### Objective
Find each line containing the string "СУРУС". Copy it.

[Records from a dataset]
* start *
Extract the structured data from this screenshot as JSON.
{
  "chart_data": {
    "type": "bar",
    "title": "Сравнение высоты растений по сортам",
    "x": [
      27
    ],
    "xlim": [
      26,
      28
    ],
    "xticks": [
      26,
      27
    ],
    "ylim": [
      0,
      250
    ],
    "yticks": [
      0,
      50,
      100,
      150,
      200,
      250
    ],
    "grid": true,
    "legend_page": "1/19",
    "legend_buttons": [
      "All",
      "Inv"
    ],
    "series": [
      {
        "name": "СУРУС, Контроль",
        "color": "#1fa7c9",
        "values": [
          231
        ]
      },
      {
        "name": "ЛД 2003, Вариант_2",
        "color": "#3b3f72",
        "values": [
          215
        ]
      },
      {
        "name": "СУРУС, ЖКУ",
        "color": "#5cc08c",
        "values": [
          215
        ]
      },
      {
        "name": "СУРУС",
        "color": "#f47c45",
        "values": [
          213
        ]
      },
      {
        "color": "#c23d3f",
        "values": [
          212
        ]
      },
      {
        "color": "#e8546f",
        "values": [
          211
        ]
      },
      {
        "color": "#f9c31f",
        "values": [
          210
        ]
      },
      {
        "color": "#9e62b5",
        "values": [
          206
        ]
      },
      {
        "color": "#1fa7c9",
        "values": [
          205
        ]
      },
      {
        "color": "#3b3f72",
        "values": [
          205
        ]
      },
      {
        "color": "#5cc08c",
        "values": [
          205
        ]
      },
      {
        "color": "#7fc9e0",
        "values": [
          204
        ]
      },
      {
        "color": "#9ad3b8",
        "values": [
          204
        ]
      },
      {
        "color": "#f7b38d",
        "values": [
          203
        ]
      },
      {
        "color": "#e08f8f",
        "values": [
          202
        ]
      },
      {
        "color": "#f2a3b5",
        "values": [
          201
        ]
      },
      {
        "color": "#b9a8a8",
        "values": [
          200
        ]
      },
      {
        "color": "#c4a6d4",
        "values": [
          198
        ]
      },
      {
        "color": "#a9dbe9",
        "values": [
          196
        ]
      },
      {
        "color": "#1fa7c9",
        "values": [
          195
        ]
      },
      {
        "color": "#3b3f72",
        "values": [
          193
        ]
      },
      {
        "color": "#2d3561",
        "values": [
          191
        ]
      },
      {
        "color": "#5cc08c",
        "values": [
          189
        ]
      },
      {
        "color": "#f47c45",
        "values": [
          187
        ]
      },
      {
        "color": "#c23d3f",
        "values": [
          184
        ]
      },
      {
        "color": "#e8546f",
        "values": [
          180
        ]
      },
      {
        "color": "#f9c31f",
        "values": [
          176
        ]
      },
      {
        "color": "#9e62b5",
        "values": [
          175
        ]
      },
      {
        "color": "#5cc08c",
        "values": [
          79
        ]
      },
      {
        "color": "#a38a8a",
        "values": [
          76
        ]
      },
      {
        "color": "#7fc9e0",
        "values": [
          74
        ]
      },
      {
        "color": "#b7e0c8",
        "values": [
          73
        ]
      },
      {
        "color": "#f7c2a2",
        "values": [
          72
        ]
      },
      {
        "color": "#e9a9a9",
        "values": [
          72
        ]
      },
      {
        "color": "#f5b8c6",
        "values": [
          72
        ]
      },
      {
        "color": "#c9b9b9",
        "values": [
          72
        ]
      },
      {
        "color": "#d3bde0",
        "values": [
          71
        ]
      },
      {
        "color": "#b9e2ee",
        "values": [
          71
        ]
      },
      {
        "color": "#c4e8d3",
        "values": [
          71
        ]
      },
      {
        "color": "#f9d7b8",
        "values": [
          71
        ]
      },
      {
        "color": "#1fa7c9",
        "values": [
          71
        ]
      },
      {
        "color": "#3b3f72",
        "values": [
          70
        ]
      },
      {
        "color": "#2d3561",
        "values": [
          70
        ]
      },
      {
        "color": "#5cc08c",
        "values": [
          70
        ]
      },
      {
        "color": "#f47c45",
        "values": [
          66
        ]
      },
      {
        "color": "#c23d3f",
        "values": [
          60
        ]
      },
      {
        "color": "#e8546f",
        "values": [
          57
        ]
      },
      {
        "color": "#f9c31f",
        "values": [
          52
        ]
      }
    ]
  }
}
* end *
### Written answer
        "name": "СУРУС, Контроль",
        "name": "СУРУС, ЖКУ",
        "name": "СУРУС",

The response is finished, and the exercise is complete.